→ **Tâche demandée**: Modifiez, s'il vous plaît, les lignes allant du début jusqu'à celle qui contient « filter-box xyxy=(252,467,290,484) », incluse, en remplaçant « light-fixture » par « ceiling-light ». Le reste doit rester inchangé.

___ Lignes fournies ___

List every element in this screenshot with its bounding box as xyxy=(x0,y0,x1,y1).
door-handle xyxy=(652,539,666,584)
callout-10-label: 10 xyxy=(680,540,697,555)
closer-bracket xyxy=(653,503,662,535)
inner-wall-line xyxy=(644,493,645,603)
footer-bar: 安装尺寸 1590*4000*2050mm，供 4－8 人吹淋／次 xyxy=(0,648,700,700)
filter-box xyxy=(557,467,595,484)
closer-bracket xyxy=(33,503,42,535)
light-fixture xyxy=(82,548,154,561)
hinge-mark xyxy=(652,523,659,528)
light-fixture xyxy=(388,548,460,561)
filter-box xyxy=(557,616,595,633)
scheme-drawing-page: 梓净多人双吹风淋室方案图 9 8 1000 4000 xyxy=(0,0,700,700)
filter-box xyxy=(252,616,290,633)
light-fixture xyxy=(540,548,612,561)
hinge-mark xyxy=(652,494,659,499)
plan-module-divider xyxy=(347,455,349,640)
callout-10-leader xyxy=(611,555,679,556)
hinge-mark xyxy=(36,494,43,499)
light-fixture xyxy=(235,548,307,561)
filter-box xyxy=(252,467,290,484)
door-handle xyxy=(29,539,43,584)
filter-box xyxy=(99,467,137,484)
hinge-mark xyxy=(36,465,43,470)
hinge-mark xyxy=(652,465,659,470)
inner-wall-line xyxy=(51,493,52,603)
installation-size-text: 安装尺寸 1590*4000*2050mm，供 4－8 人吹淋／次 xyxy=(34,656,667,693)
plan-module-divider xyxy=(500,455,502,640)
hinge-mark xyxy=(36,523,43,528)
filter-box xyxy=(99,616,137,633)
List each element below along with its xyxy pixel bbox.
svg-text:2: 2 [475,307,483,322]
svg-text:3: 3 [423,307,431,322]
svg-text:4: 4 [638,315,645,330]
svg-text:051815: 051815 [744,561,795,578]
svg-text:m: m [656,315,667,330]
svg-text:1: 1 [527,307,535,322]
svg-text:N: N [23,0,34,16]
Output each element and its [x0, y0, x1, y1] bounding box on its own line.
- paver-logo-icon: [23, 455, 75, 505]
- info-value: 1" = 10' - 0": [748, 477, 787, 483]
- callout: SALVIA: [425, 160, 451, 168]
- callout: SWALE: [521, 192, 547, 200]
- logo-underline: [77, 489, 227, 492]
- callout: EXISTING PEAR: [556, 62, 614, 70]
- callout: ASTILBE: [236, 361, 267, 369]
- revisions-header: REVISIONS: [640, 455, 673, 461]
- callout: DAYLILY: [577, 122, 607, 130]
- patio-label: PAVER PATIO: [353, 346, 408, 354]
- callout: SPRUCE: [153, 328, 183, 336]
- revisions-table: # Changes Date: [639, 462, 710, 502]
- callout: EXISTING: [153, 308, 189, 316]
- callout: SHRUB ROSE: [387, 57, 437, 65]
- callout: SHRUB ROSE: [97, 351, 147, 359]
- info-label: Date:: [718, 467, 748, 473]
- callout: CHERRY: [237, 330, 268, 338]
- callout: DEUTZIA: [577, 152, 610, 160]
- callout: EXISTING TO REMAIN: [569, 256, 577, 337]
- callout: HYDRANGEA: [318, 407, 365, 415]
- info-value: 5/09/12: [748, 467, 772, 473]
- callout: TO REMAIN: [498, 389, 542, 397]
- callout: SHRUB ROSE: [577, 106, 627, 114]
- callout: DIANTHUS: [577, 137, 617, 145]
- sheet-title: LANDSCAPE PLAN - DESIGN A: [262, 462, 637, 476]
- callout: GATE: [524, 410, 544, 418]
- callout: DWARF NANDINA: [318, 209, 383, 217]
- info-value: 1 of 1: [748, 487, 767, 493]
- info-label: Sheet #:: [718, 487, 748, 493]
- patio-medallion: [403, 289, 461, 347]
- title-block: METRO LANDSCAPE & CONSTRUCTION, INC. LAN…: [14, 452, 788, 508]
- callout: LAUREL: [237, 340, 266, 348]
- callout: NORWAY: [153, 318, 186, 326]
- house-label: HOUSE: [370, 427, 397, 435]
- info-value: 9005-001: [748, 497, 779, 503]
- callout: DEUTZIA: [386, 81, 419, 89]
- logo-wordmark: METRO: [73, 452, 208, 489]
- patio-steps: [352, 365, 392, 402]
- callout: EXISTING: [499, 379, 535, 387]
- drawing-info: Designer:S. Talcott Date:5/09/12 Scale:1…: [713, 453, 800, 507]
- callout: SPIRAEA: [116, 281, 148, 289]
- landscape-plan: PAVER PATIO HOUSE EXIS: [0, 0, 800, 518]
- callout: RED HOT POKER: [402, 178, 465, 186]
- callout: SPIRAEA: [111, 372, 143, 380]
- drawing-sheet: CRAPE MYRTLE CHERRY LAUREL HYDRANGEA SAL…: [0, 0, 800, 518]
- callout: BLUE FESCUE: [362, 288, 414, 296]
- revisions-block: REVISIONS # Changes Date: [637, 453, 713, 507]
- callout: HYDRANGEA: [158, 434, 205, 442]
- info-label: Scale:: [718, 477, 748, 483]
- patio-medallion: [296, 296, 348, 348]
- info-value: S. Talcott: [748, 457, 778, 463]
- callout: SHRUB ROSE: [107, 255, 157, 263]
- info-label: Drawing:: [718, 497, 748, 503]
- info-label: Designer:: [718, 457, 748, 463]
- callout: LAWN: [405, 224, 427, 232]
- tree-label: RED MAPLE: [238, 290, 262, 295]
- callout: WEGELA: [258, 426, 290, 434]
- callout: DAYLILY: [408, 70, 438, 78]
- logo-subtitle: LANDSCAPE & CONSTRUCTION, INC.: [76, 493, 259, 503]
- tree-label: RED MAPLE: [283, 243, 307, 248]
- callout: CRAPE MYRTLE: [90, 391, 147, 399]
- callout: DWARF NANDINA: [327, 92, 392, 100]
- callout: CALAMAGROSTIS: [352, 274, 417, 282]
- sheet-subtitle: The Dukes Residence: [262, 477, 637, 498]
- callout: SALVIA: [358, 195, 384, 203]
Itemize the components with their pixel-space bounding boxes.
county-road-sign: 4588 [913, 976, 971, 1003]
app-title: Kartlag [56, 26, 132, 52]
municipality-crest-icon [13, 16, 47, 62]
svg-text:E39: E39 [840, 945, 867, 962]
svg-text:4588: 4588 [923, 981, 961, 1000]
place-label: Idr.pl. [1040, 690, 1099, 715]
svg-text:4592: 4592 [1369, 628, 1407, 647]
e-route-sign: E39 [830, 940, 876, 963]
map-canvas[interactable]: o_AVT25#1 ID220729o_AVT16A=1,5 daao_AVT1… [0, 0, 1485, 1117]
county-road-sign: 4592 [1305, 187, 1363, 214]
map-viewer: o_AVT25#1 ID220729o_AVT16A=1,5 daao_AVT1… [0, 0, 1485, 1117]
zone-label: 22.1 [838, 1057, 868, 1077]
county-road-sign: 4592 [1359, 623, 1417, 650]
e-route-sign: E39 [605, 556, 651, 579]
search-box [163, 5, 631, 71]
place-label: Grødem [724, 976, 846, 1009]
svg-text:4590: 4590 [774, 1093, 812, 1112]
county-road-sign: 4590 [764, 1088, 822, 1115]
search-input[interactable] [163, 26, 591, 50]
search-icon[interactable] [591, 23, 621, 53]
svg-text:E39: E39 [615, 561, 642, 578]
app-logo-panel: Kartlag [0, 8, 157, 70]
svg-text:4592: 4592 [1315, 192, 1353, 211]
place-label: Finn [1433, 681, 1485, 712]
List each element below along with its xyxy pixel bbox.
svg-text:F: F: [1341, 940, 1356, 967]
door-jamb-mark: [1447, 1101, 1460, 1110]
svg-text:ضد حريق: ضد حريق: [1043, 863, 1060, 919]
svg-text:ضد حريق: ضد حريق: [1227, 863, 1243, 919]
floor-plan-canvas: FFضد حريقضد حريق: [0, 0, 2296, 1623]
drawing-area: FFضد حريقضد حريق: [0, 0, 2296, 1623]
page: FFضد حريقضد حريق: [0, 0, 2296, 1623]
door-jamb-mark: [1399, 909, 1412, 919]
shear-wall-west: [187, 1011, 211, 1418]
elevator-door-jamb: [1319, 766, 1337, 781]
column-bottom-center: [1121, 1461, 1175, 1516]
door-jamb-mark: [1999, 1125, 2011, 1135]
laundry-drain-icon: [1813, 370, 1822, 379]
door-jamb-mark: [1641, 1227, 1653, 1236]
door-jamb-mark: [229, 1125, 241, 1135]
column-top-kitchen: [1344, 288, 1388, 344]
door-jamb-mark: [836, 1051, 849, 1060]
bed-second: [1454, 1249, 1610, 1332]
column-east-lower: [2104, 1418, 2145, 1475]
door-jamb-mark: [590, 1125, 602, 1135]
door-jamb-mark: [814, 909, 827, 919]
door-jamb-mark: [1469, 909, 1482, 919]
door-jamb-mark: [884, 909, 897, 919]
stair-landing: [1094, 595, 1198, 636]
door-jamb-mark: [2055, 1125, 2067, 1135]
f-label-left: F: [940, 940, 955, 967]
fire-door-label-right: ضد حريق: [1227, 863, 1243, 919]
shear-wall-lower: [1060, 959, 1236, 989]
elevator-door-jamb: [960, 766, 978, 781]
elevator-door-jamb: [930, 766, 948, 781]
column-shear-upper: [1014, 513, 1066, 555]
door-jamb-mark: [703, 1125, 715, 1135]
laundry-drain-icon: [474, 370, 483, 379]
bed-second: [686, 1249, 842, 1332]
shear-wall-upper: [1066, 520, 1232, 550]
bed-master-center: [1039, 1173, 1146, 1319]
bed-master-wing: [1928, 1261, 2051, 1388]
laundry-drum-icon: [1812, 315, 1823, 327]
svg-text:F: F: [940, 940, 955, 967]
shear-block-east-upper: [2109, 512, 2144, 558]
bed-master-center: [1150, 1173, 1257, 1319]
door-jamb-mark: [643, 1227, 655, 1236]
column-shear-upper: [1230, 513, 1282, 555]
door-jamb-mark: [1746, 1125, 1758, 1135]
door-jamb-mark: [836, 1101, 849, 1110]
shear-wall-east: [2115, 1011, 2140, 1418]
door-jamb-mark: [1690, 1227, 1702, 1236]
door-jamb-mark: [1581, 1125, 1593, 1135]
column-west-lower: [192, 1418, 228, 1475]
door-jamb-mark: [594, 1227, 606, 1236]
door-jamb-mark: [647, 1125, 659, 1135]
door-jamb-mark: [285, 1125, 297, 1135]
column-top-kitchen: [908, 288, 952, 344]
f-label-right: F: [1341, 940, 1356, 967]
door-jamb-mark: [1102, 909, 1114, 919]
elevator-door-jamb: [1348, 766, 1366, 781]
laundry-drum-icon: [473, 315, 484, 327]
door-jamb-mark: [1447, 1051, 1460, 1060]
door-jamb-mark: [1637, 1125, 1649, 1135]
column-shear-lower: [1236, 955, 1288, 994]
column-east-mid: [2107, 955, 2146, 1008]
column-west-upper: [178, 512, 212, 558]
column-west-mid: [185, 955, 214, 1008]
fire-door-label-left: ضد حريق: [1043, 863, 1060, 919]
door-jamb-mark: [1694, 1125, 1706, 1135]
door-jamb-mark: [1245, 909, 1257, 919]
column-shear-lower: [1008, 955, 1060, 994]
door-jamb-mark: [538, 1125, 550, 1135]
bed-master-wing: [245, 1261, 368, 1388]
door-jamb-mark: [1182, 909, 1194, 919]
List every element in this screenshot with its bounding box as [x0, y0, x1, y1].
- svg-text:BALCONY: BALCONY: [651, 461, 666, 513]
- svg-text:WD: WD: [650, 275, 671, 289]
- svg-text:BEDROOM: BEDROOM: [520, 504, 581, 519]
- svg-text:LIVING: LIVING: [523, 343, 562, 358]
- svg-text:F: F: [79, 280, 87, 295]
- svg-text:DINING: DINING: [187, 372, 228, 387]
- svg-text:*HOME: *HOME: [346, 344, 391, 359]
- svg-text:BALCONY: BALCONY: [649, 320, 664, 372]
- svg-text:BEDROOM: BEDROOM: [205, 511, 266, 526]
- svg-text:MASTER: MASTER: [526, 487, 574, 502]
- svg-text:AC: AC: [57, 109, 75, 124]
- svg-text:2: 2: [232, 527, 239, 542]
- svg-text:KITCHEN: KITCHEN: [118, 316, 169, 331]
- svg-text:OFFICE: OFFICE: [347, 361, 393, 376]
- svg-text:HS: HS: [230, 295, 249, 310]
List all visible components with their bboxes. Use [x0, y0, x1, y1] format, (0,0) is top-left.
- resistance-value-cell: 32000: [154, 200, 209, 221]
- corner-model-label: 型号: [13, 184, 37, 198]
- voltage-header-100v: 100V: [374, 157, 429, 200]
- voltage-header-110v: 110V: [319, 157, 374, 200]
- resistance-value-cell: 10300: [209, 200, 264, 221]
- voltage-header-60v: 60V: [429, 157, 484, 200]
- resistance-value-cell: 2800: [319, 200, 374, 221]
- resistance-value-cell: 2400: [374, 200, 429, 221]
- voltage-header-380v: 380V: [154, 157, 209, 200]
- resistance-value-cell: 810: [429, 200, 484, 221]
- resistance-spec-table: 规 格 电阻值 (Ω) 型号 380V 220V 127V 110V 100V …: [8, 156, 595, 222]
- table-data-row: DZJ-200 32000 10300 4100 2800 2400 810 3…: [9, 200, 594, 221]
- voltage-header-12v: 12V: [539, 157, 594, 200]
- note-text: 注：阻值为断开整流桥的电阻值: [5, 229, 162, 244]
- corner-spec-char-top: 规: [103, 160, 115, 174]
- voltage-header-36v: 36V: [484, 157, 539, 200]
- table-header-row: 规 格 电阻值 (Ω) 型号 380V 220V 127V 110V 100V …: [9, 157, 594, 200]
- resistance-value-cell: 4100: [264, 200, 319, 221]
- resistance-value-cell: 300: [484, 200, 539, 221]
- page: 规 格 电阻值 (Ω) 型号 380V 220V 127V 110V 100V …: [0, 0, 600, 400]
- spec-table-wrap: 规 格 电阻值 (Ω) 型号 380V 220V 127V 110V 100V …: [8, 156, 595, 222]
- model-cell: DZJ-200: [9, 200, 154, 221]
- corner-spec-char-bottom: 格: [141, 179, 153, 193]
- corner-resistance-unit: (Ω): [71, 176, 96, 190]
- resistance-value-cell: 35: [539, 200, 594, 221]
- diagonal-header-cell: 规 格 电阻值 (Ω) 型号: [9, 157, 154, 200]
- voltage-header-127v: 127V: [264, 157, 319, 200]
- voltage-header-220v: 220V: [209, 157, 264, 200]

___

→ **Réponse à la tâche**:
List every element in this screenshot with its bounding box as xyxy=(x0,y0,x1,y1).
door-handle xyxy=(652,539,666,584)
callout-10-label: 10 xyxy=(680,540,697,555)
closer-bracket xyxy=(653,503,662,535)
inner-wall-line xyxy=(644,493,645,603)
footer-bar: 安装尺寸 1590*4000*2050mm，供 4－8 人吹淋／次 xyxy=(0,648,700,700)
filter-box xyxy=(557,467,595,484)
closer-bracket xyxy=(33,503,42,535)
ceiling-light xyxy=(82,548,154,561)
hinge-mark xyxy=(652,523,659,528)
ceiling-light xyxy=(388,548,460,561)
filter-box xyxy=(557,616,595,633)
scheme-drawing-page: 梓净多人双吹风淋室方案图 9 8 1000 4000 xyxy=(0,0,700,700)
filter-box xyxy=(252,616,290,633)
ceiling-light xyxy=(540,548,612,561)
hinge-mark xyxy=(652,494,659,499)
plan-module-divider xyxy=(347,455,349,640)
callout-10-leader xyxy=(611,555,679,556)
hinge-mark xyxy=(36,494,43,499)
ceiling-light xyxy=(235,548,307,561)
filter-box xyxy=(252,467,290,484)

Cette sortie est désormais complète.